== REQUIRED WORK ==
Give every line back verbatim, dropping all images.

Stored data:
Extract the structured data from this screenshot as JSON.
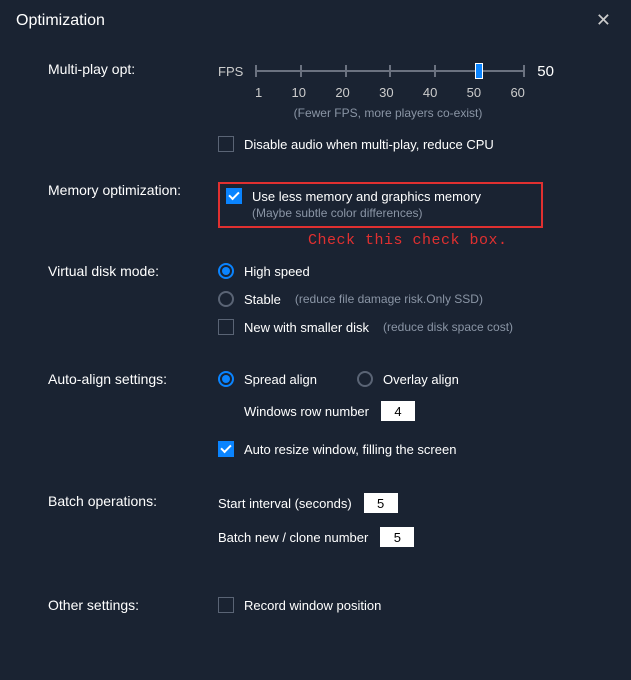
{
  "window": {
    "title": "Optimization",
    "close_glyph": "✕"
  },
  "multiplay": {
    "section_label": "Multi-play opt:",
    "fps_label": "FPS",
    "value": 50,
    "ticks": [
      "1",
      "10",
      "20",
      "30",
      "40",
      "50",
      "60"
    ],
    "hint": "(Fewer FPS, more players co-exist)",
    "disable_audio": {
      "checked": false,
      "label": "Disable audio when multi-play, reduce CPU"
    }
  },
  "memory": {
    "section_label": "Memory optimization:",
    "use_less": {
      "checked": true,
      "label": "Use less memory and graphics memory",
      "sub": "(Maybe subtle color differences)"
    },
    "annotation": "Check this check box."
  },
  "vdisk": {
    "section_label": "Virtual disk mode:",
    "high_speed": {
      "checked": true,
      "label": "High speed"
    },
    "stable": {
      "checked": false,
      "label": "Stable",
      "hint": "(reduce file damage risk.Only SSD)"
    },
    "smaller": {
      "checked": false,
      "label": "New with smaller disk",
      "hint": "(reduce disk space cost)"
    }
  },
  "align": {
    "section_label": "Auto-align settings:",
    "spread": {
      "checked": true,
      "label": "Spread align"
    },
    "overlay": {
      "checked": false,
      "label": "Overlay align"
    },
    "row_num": {
      "label": "Windows row number",
      "value": "4"
    },
    "auto_resize": {
      "checked": true,
      "label": "Auto resize window, filling the screen"
    }
  },
  "batch": {
    "section_label": "Batch operations:",
    "interval": {
      "label": "Start interval (seconds)",
      "value": "5"
    },
    "clone": {
      "label": "Batch new / clone number",
      "value": "5"
    }
  },
  "other": {
    "section_label": "Other settings:",
    "record": {
      "checked": false,
      "label": "Record window position"
    }
  }
}
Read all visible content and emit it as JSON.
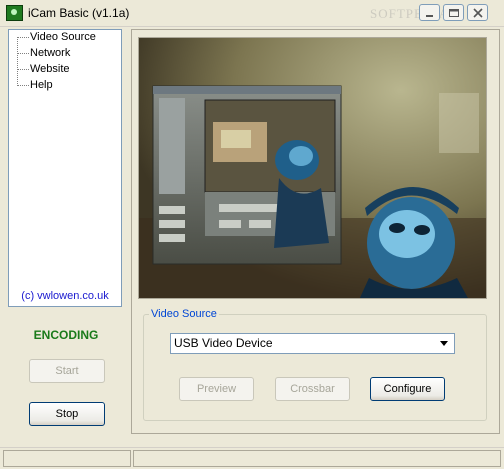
{
  "window": {
    "title": "iCam Basic  (v1.1a)",
    "watermark": "SOFTPEDIA"
  },
  "nav": {
    "items": [
      {
        "label": "Video Source"
      },
      {
        "label": "Network"
      },
      {
        "label": "Website"
      },
      {
        "label": "Help"
      }
    ],
    "credit": "(c) vwlowen.co.uk"
  },
  "status": {
    "text": "ENCODING",
    "color": "#1a7a1a"
  },
  "controls": {
    "start_label": "Start",
    "stop_label": "Stop"
  },
  "video_source": {
    "legend": "Video Source",
    "device": "USB Video Device",
    "preview_label": "Preview",
    "crossbar_label": "Crossbar",
    "configure_label": "Configure"
  },
  "colors": {
    "legend_blue": "#0046d5",
    "credit_blue": "#1a1ad0"
  }
}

== WRITTEN REPLY ==
Extract the structured data from this screenshot as JSON.
{
  "window": {
    "title": "Optimization",
    "close_glyph": "✕"
  },
  "multiplay": {
    "section_label": "Multi-play opt:",
    "fps_label": "FPS",
    "value": 50,
    "ticks": [
      "1",
      "10",
      "20",
      "30",
      "40",
      "50",
      "60"
    ],
    "hint": "(Fewer FPS, more players co-exist)",
    "disable_audio": {
      "checked": false,
      "label": "Disable audio when multi-play, reduce CPU"
    }
  },
  "memory": {
    "section_label": "Memory optimization:",
    "use_less": {
      "checked": true,
      "label": "Use less memory and graphics memory",
      "sub": "(Maybe subtle color differences)"
    },
    "annotation": "Check this check box."
  },
  "vdisk": {
    "section_label": "Virtual disk mode:",
    "high_speed": {
      "checked": true,
      "label": "High speed"
    },
    "stable": {
      "checked": false,
      "label": "Stable",
      "hint": "(reduce file damage risk.Only SSD)"
    },
    "smaller": {
      "checked": false,
      "label": "New with smaller disk",
      "hint": "(reduce disk space cost)"
    }
  },
  "align": {
    "section_label": "Auto-align settings:",
    "spread": {
      "checked": true,
      "label": "Spread align"
    },
    "overlay": {
      "checked": false,
      "label": "Overlay align"
    },
    "row_num": {
      "label": "Windows row number",
      "value": "4"
    },
    "auto_resize": {
      "checked": true,
      "label": "Auto resize window, filling the screen"
    }
  },
  "batch": {
    "section_label": "Batch operations:",
    "interval": {
      "label": "Start interval (seconds)",
      "value": "5"
    },
    "clone": {
      "label": "Batch new / clone number",
      "value": "5"
    }
  },
  "other": {
    "section_label": "Other settings:",
    "record": {
      "checked": false,
      "label": "Record window position"
    }
  }
}
Read all visible content and emit it as JSON.
{
  "window": {
    "title": "iCam Basic  (v1.1a)",
    "watermark": "SOFTPEDIA"
  },
  "nav": {
    "items": [
      {
        "label": "Video Source"
      },
      {
        "label": "Network"
      },
      {
        "label": "Website"
      },
      {
        "label": "Help"
      }
    ],
    "credit": "(c) vwlowen.co.uk"
  },
  "status": {
    "text": "ENCODING",
    "color": "#1a7a1a"
  },
  "controls": {
    "start_label": "Start",
    "stop_label": "Stop"
  },
  "video_source": {
    "legend": "Video Source",
    "device": "USB Video Device",
    "preview_label": "Preview",
    "crossbar_label": "Crossbar",
    "configure_label": "Configure"
  },
  "colors": {
    "legend_blue": "#0046d5",
    "credit_blue": "#1a1ad0"
  }
}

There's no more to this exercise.